Exercise input >>

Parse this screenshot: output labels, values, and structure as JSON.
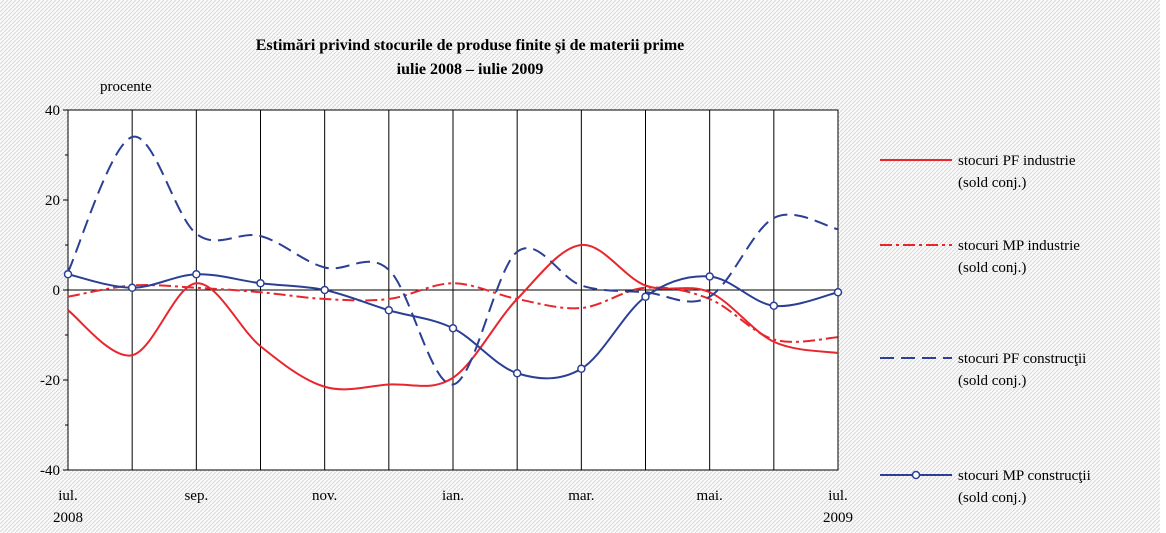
{
  "chart_data": {
    "type": "line",
    "title": "Estimări privind stocurile de produse finite şi de materii prime",
    "subtitle": "iulie 2008 – iulie 2009",
    "y_label": "procente",
    "categories": [
      "iul. 2008",
      null,
      "sep.",
      null,
      "nov.",
      null,
      "ian.",
      null,
      "mar.",
      null,
      "mai.",
      null,
      "iul. 2009"
    ],
    "ylim": [
      -40,
      40
    ],
    "yticks": [
      -40,
      -20,
      0,
      20,
      40
    ],
    "grid": "vertical",
    "smooth": true,
    "legend": "right",
    "series": [
      {
        "name": "stocuri PF industrie (sold conj.)",
        "color": "#e8262d",
        "dash": "solid",
        "markers": false,
        "values": [
          -4.5,
          -14.5,
          1.5,
          -12.5,
          -21.5,
          -21,
          -19.5,
          -2,
          10,
          1,
          -0.5,
          -11.5,
          -14
        ]
      },
      {
        "name": "stocuri MP industrie (sold conj.)",
        "color": "#e8262d",
        "dash": "dashdot",
        "markers": false,
        "values": [
          -1.5,
          1,
          0.5,
          -0.5,
          -2,
          -2,
          1.5,
          -2,
          -4,
          0.5,
          -2,
          -11,
          -10.5
        ]
      },
      {
        "name": "stocuri PF construcţii (sold conj.)",
        "color": "#2b3f94",
        "dash": "dashed",
        "markers": false,
        "values": [
          4,
          34,
          12.5,
          12,
          5,
          4.5,
          -21,
          8.5,
          1,
          -0.5,
          -1.5,
          16,
          13.5
        ]
      },
      {
        "name": "stocuri MP construcţii (sold conj.)",
        "color": "#2b3f94",
        "dash": "solid",
        "markers": true,
        "values": [
          3.5,
          0.5,
          3.5,
          1.5,
          0,
          -4.5,
          -8.5,
          -18.5,
          -17.5,
          -1.5,
          3,
          -3.5,
          -0.5
        ]
      }
    ]
  }
}
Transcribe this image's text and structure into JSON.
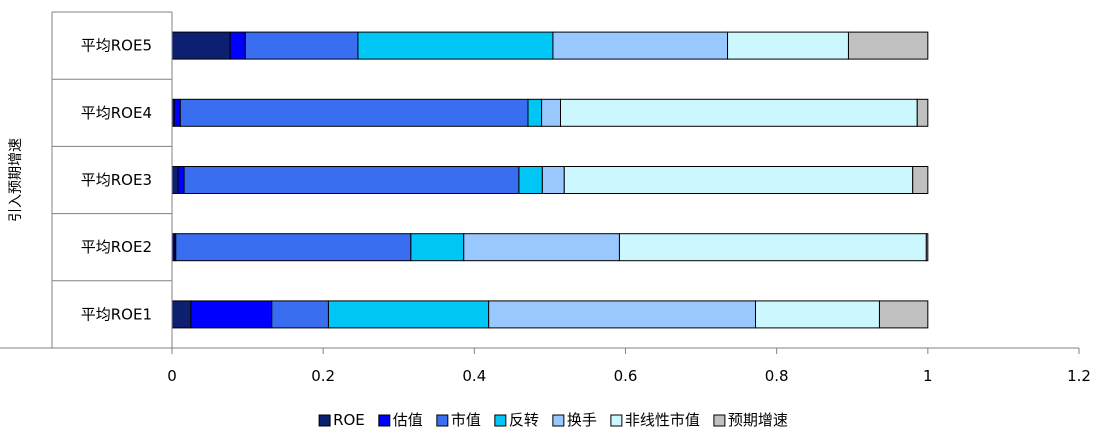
{
  "chart_data": {
    "type": "bar",
    "orientation": "horizontal",
    "stacked": true,
    "group_label": "引入预期增速",
    "categories": [
      "平均ROE1",
      "平均ROE2",
      "平均ROE3",
      "平均ROE4",
      "平均ROE5"
    ],
    "series": [
      {
        "name": "ROE",
        "color": "#0d1f70",
        "values": [
          0.025,
          0.003,
          0.008,
          0.003,
          0.077
        ]
      },
      {
        "name": "估值",
        "color": "#0000ff",
        "values": [
          0.107,
          0.002,
          0.008,
          0.008,
          0.02
        ]
      },
      {
        "name": "市值",
        "color": "#3a6ef0",
        "values": [
          0.075,
          0.311,
          0.443,
          0.46,
          0.149
        ]
      },
      {
        "name": "反转",
        "color": "#00c6f5",
        "values": [
          0.212,
          0.07,
          0.031,
          0.018,
          0.258
        ]
      },
      {
        "name": "换手",
        "color": "#99c8ff",
        "values": [
          0.353,
          0.206,
          0.029,
          0.025,
          0.231
        ]
      },
      {
        "name": "非线性市值",
        "color": "#ccf7ff",
        "values": [
          0.164,
          0.406,
          0.461,
          0.472,
          0.16
        ]
      },
      {
        "name": "预期增速",
        "color": "#c0c0c0",
        "values": [
          0.064,
          0.002,
          0.02,
          0.014,
          0.105
        ]
      }
    ],
    "x_ticks": [
      "0",
      "0.2",
      "0.4",
      "0.6",
      "0.8",
      "1",
      "1.2"
    ],
    "xlim": [
      0,
      1.2
    ],
    "grid": false,
    "legend_position": "bottom"
  }
}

Task directions >> Skip the pictures and transcribe the rest of the records exactly.

Solution to the problem >>
Parse this screenshot: output labels, values, and structure as JSON.
{
  "chart_data": {
    "type": "line",
    "title": "Estimări privind stocurile de produse finite şi de materii prime",
    "subtitle": "iulie 2008 – iulie 2009",
    "y_label": "procente",
    "categories": [
      "iul. 2008",
      null,
      "sep.",
      null,
      "nov.",
      null,
      "ian.",
      null,
      "mar.",
      null,
      "mai.",
      null,
      "iul. 2009"
    ],
    "ylim": [
      -40,
      40
    ],
    "yticks": [
      -40,
      -20,
      0,
      20,
      40
    ],
    "grid": "vertical",
    "smooth": true,
    "legend": "right",
    "series": [
      {
        "name": "stocuri PF industrie (sold conj.)",
        "color": "#e8262d",
        "dash": "solid",
        "markers": false,
        "values": [
          -4.5,
          -14.5,
          1.5,
          -12.5,
          -21.5,
          -21,
          -19.5,
          -2,
          10,
          1,
          -0.5,
          -11.5,
          -14
        ]
      },
      {
        "name": "stocuri MP industrie (sold conj.)",
        "color": "#e8262d",
        "dash": "dashdot",
        "markers": false,
        "values": [
          -1.5,
          1,
          0.5,
          -0.5,
          -2,
          -2,
          1.5,
          -2,
          -4,
          0.5,
          -2,
          -11,
          -10.5
        ]
      },
      {
        "name": "stocuri PF construcţii (sold conj.)",
        "color": "#2b3f94",
        "dash": "dashed",
        "markers": false,
        "values": [
          4,
          34,
          12.5,
          12,
          5,
          4.5,
          -21,
          8.5,
          1,
          -0.5,
          -1.5,
          16,
          13.5
        ]
      },
      {
        "name": "stocuri MP construcţii (sold conj.)",
        "color": "#2b3f94",
        "dash": "solid",
        "markers": true,
        "values": [
          3.5,
          0.5,
          3.5,
          1.5,
          0,
          -4.5,
          -8.5,
          -18.5,
          -17.5,
          -1.5,
          3,
          -3.5,
          -0.5
        ]
      }
    ]
  }
}
Transcribe this image's text and structure into JSON.
{
  "chart_data": {
    "type": "bar",
    "orientation": "horizontal",
    "stacked": true,
    "group_label": "引入预期增速",
    "categories": [
      "平均ROE1",
      "平均ROE2",
      "平均ROE3",
      "平均ROE4",
      "平均ROE5"
    ],
    "series": [
      {
        "name": "ROE",
        "color": "#0d1f70",
        "values": [
          0.025,
          0.003,
          0.008,
          0.003,
          0.077
        ]
      },
      {
        "name": "估值",
        "color": "#0000ff",
        "values": [
          0.107,
          0.002,
          0.008,
          0.008,
          0.02
        ]
      },
      {
        "name": "市值",
        "color": "#3a6ef0",
        "values": [
          0.075,
          0.311,
          0.443,
          0.46,
          0.149
        ]
      },
      {
        "name": "反转",
        "color": "#00c6f5",
        "values": [
          0.212,
          0.07,
          0.031,
          0.018,
          0.258
        ]
      },
      {
        "name": "换手",
        "color": "#99c8ff",
        "values": [
          0.353,
          0.206,
          0.029,
          0.025,
          0.231
        ]
      },
      {
        "name": "非线性市值",
        "color": "#ccf7ff",
        "values": [
          0.164,
          0.406,
          0.461,
          0.472,
          0.16
        ]
      },
      {
        "name": "预期增速",
        "color": "#c0c0c0",
        "values": [
          0.064,
          0.002,
          0.02,
          0.014,
          0.105
        ]
      }
    ],
    "x_ticks": [
      "0",
      "0.2",
      "0.4",
      "0.6",
      "0.8",
      "1",
      "1.2"
    ],
    "xlim": [
      0,
      1.2
    ],
    "grid": false,
    "legend_position": "bottom"
  }
}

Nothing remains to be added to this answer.